Dataset items

########

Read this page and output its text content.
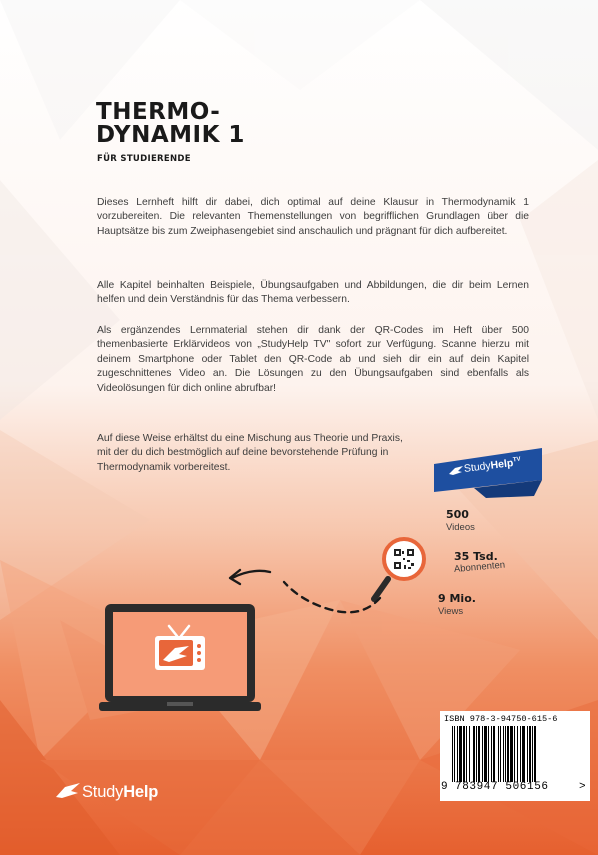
THERMO-
DYNAMIK 1
FÜR STUDIERENDE

Dieses Lernheft hilft dir dabei, dich optimal auf deine Klausur in Thermodynamik 1 vorzubereiten. Die relevanten Themenstellungen von begrifflichen Grundlagen über die Hauptsätze bis zum Zweiphasengebiet sind anschaulich und prägnant für dich aufbereitet.

Alle Kapitel beinhalten Beispiele, Übungsaufgaben und Abbildungen, die dir beim Lernen helfen und dein Verständnis für das Thema verbessern.

Als ergänzendes Lernmaterial stehen dir dank der QR-Codes im Heft über 500 themenbasierte Erklärvideos von „StudyHelp TV" sofort zur Verfügung. Scanne hierzu mit deinem Smartphone oder Tablet den QR-Code ab und sieh dir ein auf dein Kapitel zugeschnittenes Video an. Die Lösungen zu den Übungsaufgaben sind ebenfalls als Videolösungen für dich online abrufbar!

Auf diese Weise erhältst du eine Mischung aus Theorie und Praxis, mit der du dich bestmöglich auf deine bevorstehende Prüfung in Thermodynamik vorbereitest.	StudyHelp$^{TV}$
500
Videos
35 Tsd.
Abonnenten
9 Mio.
Views
ISBN 978-3-94750-615-6
9 783947 506156	>
StudyHelp
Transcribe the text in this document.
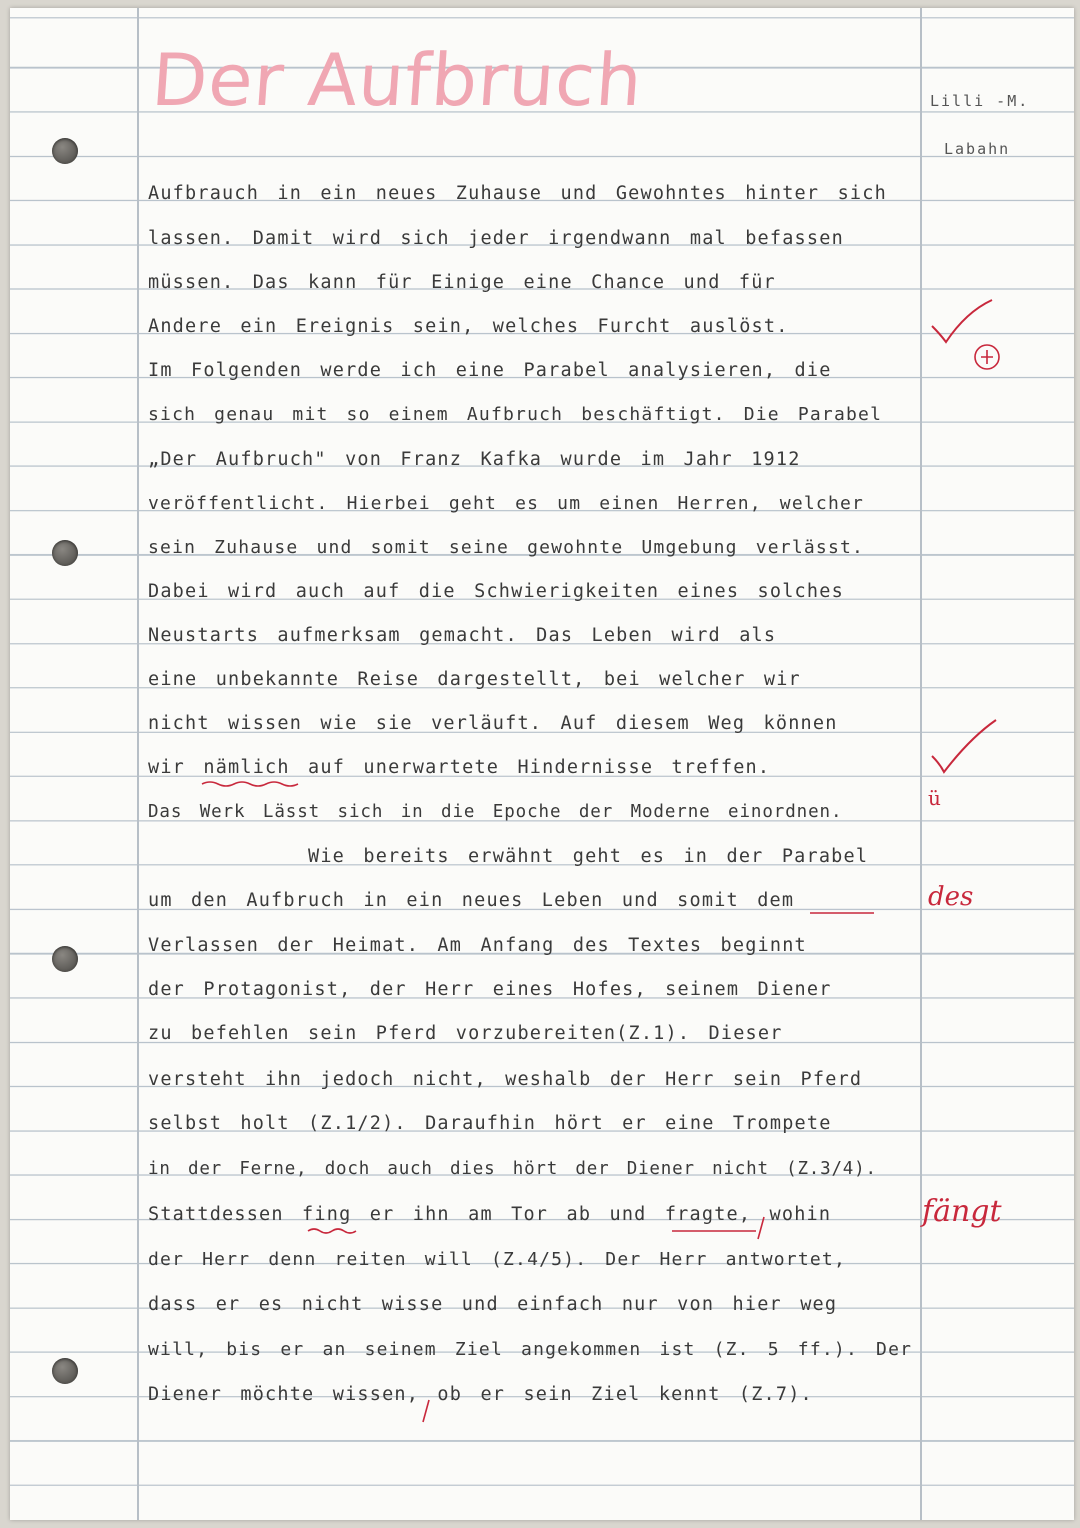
Der Aufbruch	Lilli -M.
Labahn
Aufbrauch in ein neues Zuhause und Gewohntes hinter sich
lassen. Damit wird sich jeder irgendwann mal befassen
müssen. Das kann für Einige eine Chance und für
Andere ein Ereignis sein, welches Furcht auslöst.
Im Folgenden werde ich eine Parabel analysieren, die
sich genau mit so einem Aufbruch beschäftigt. Die Parabel
„Der Aufbruch" von Franz Kafka wurde im Jahr 1912
veröffentlicht. Hierbei geht es um einen Herren, welcher
sein Zuhause und somit seine gewohnte Umgebung verlässt.
Dabei wird auch auf die Schwierigkeiten eines solches
Neustarts aufmerksam gemacht. Das Leben wird als
eine unbekannte Reise dargestellt, bei welcher wir
nicht wissen wie sie verläuft. Auf diesem Weg können
wir nämlich auf unerwartete Hindernisse treffen.
Das Werk Lässt sich in die Epoche der Moderne einordnen.
Wie bereits erwähnt geht es in der Parabel
um den Aufbruch in ein neues Leben und somit dem
Verlassen der Heimat. Am Anfang des Textes beginnt
der Protagonist, der Herr eines Hofes, seinem Diener
zu befehlen sein Pferd vorzubereiten(Z.1). Dieser
versteht ihn jedoch nicht, weshalb der Herr sein Pferd
selbst holt (Z.1/2). Daraufhin hört er eine Trompete
in der Ferne, doch auch dies hört der Diener nicht (Z.3/4).
Stattdessen fing er ihn am Tor ab und fragte, wohin
der Herr denn reiten will (Z.4/5). Der Herr antwortet,
dass er es nicht wisse und einfach nur von hier weg
will, bis er an seinem Ziel angekommen ist (Z. 5 ff.). Der
Diener möchte wissen, ob er sein Ziel kennt (Z.7).
ü
des
fängt
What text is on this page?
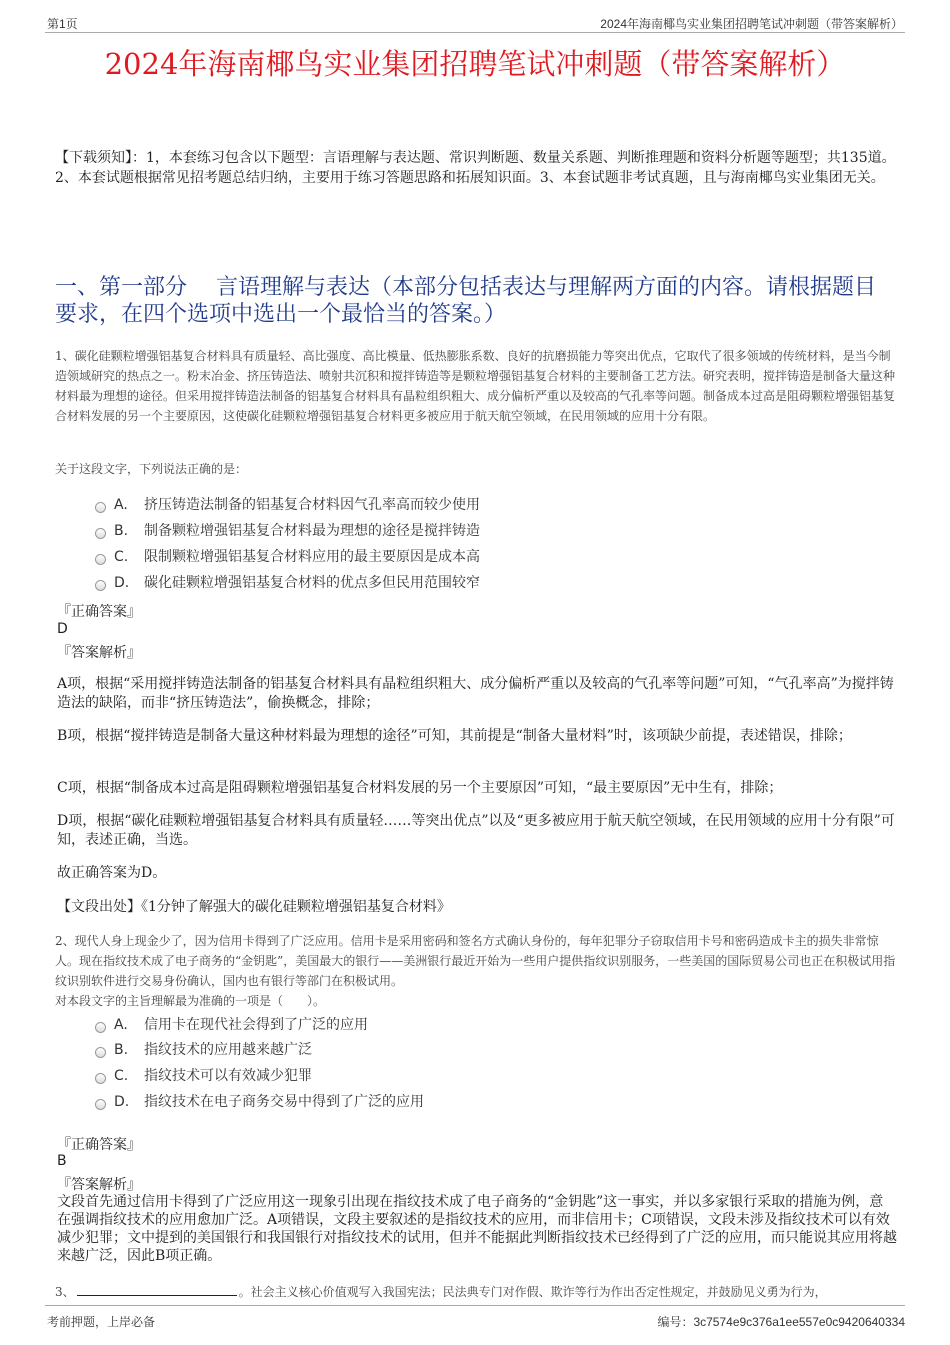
第1页	2024年海南椰鸟实业集团招聘笔试冲刺题（带答案解析）
2024年海南椰鸟实业集团招聘笔试冲刺题（带答案解析）
【下载须知】：1，本套练习包含以下题型：言语理解与表达题、常识判断题、数量关系题、判断推理题和资料分析题等题型；共135道。2、本套试题根据常见招考题总结归纳，主要用于练习答题思路和拓展知识面。3、本套试题非考试真题，且与海南椰鸟实业集团无关。
一、第一部分　 言语理解与表达（本部分包括表达与理解两方面的内容。请根据题目要求，在四个选项中选出一个最恰当的答案。）
1、碳化硅颗粒增强铝基复合材料具有质量轻、高比强度、高比模量、低热膨胀系数、良好的抗磨损能力等突出优点，它取代了很多领域的传统材料，是当今制造领域研究的热点之一。粉末冶金、挤压铸造法、喷射共沉积和搅拌铸造等是颗粒增强铝基复合材料的主要制备工艺方法。研究表明，搅拌铸造是制备大量这种材料最为理想的途径。但采用搅拌铸造法制备的铝基复合材料具有晶粒组织粗大、成分偏析严重以及较高的气孔率等问题。制备成本过高是阻碍颗粒增强铝基复合材料发展的另一个主要原因，这使碳化硅颗粒增强铝基复合材料更多被应用于航天航空领域，在民用领域的应用十分有限。
关于这段文字，下列说法正确的是：
A.	挤压铸造法制备的铝基复合材料因气孔率高而较少使用
B.	制备颗粒增强铝基复合材料最为理想的途径是搅拌铸造
C.	限制颗粒增强铝基复合材料应用的最主要原因是成本高
D.	碳化硅颗粒增强铝基复合材料的优点多但民用范围较窄
『正确答案』
D
『答案解析』
A项，根据“采用搅拌铸造法制备的铝基复合材料具有晶粒组织粗大、成分偏析严重以及较高的气孔率等问题”可知，“气孔率高”为搅拌铸造法的缺陷，而非“挤压铸造法”，偷换概念，排除；
B项，根据“搅拌铸造是制备大量这种材料最为理想的途径”可知，其前提是“制备大量材料”时，该项缺少前提，表述错误，排除；
C项，根据“制备成本过高是阻碍颗粒增强铝基复合材料发展的另一个主要原因”可知，“最主要原因”无中生有，排除；
D项，根据“碳化硅颗粒增强铝基复合材料具有质量轻……等突出优点”以及“更多被应用于航天航空领域，在民用领域的应用十分有限”可知，表述正确，当选。
故正确答案为D。
【文段出处】《1分钟了解强大的碳化硅颗粒增强铝基复合材料》
2、现代人身上现金少了，因为信用卡得到了广泛应用。信用卡是采用密码和签名方式确认身份的，每年犯罪分子窃取信用卡号和密码造成卡主的损失非常惊人。现在指纹技术成了电子商务的“金钥匙”，美国最大的银行——美洲银行最近开始为一些用户提供指纹识别服务，一些美国的国际贸易公司也正在积极试用指纹识别软件进行交易身份确认，国内也有银行等部门在积极试用。
对本段文字的主旨理解最为准确的一项是（　　）。
A.	信用卡在现代社会得到了广泛的应用
B.	指纹技术的应用越来越广泛
C.	指纹技术可以有效减少犯罪
D.	指纹技术在电子商务交易中得到了广泛的应用
『正确答案』
B
『答案解析』
文段首先通过信用卡得到了广泛应用这一现象引出现在指纹技术成了电子商务的“金钥匙”这一事实，并以多家银行采取的措施为例，意在强调指纹技术的应用愈加广泛。A项错误，文段主要叙述的是指纹技术的应用，而非信用卡；C项错误，文段未涉及指纹技术可以有效减少犯罪；文中提到的美国银行和我国银行对指纹技术的试用，但并不能据此判断指纹技术已经得到了广泛的应用，而只能说其应用将越来越广泛，因此B项正确。
3、	。社会主义核心价值观写入我国宪法；民法典专门对作假、欺诈等行为作出否定性规定，并鼓励见义勇为行为，
考前押题，上岸必备	编号：3c7574e9c376a1ee557e0c9420640334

########

**REQUEST**. Count up every line above that has the word "Parabel" in it; answer with the number alone.

**COMPLETE ANSWER**. 3